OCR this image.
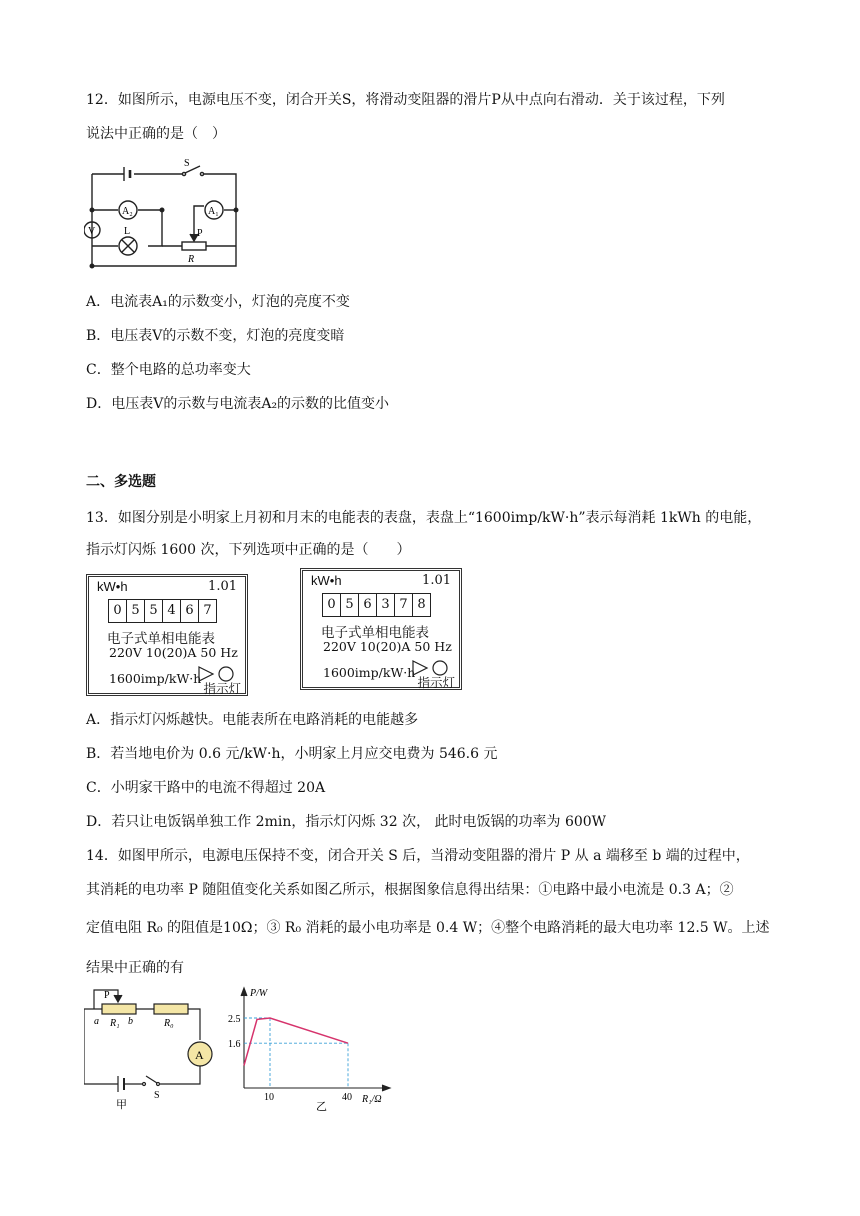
12．如图所示，电源电压不变，闭合开关S，将滑动变阻器的滑片P从中点向右滑动．关于该过程，下列
说法中正确的是（　）
S
A₂	A₁
V	L	P
R
A．电流表A₁的示数变小，灯泡的亮度不变
B．电压表V的示数不变，灯泡的亮度变暗
C．整个电路的总功率变大
D．电压表V的示数与电流表A₂的示数的比值变小
二、多选题
13．如图分别是小明家上月初和月末的电能表的表盘，表盘上“1600imp/kW·h”表示每消耗 1kWh 的电能，
指示灯闪烁 1600 次，下列选项中正确的是（　　）
kW•h	1.01
0 5 5 4 6 7
电子式单相电能表
220V 10(20)A 50 Hz
1600imp/kW·h
指示灯
kW•h	1.01
0 5 6 3 7 8
电子式单相电能表
220V 10(20)A 50 Hz
1600imp/kW·h
指示灯
A．指示灯闪烁越快。电能表所在电路消耗的电能越多
B．若当地电价为 0.6 元/kW·h，小明家上月应交电费为 546.6 元
C．小明家干路中的电流不得超过 20A
D．若只让电饭锅单独工作 2min，指示灯闪烁 32 次， 此时电饭锅的功率为 600W
14．如图甲所示，电源电压保持不变，闭合开关 S 后，当滑动变阻器的滑片 P 从 a 端移至 b 端的过程中，
其消耗的电功率 P 随阻值变化关系如图乙所示，根据图象信息得出结果：①电路中最小电流是 0.3 A；②
定值电阻 R₀ 的阻值是10Ω；③ R₀ 消耗的最小电功率是 0.4 W；④整个电路消耗的最大电功率 12.5 W。上述
结果中正确的有
P
a R₁ b	R₀
A
S
甲
P/W
2.5
1.6
10	40 R₁/Ω
乙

━━━━━━━━━━━━━━━━━━━━

• **Your objective**:
Quote all of the entries word for word, omitting any pictures.

• **Expected answer**:
OCR this image.
12．如图所示，电源电压不变，闭合开关S，将滑动变阻器的滑片P从中点向右滑动．关于该过程，下列
说法中正确的是（　）
S
A₂	A₁
V	L	P
R
A．电流表A₁的示数变小，灯泡的亮度不变
B．电压表V的示数不变，灯泡的亮度变暗
C．整个电路的总功率变大
D．电压表V的示数与电流表A₂的示数的比值变小
二、多选题
13．如图分别是小明家上月初和月末的电能表的表盘，表盘上“1600imp/kW·h”表示每消耗 1kWh 的电能，
指示灯闪烁 1600 次，下列选项中正确的是（　　）
kW•h	1.01
0 5 5 4 6 7
电子式单相电能表
220V 10(20)A 50 Hz
1600imp/kW·h
指示灯
kW•h	1.01
0 5 6 3 7 8
电子式单相电能表
220V 10(20)A 50 Hz
1600imp/kW·h
指示灯
A．指示灯闪烁越快。电能表所在电路消耗的电能越多
B．若当地电价为 0.6 元/kW·h，小明家上月应交电费为 546.6 元
C．小明家干路中的电流不得超过 20A
D．若只让电饭锅单独工作 2min，指示灯闪烁 32 次， 此时电饭锅的功率为 600W
14．如图甲所示，电源电压保持不变，闭合开关 S 后，当滑动变阻器的滑片 P 从 a 端移至 b 端的过程中，
其消耗的电功率 P 随阻值变化关系如图乙所示，根据图象信息得出结果：①电路中最小电流是 0.3 A；②
定值电阻 R₀ 的阻值是10Ω；③ R₀ 消耗的最小电功率是 0.4 W；④整个电路消耗的最大电功率 12.5 W。上述
结果中正确的有
P
a R₁ b	R₀
A
S
甲
P/W
2.5
1.6
10	40 R₁/Ω
乙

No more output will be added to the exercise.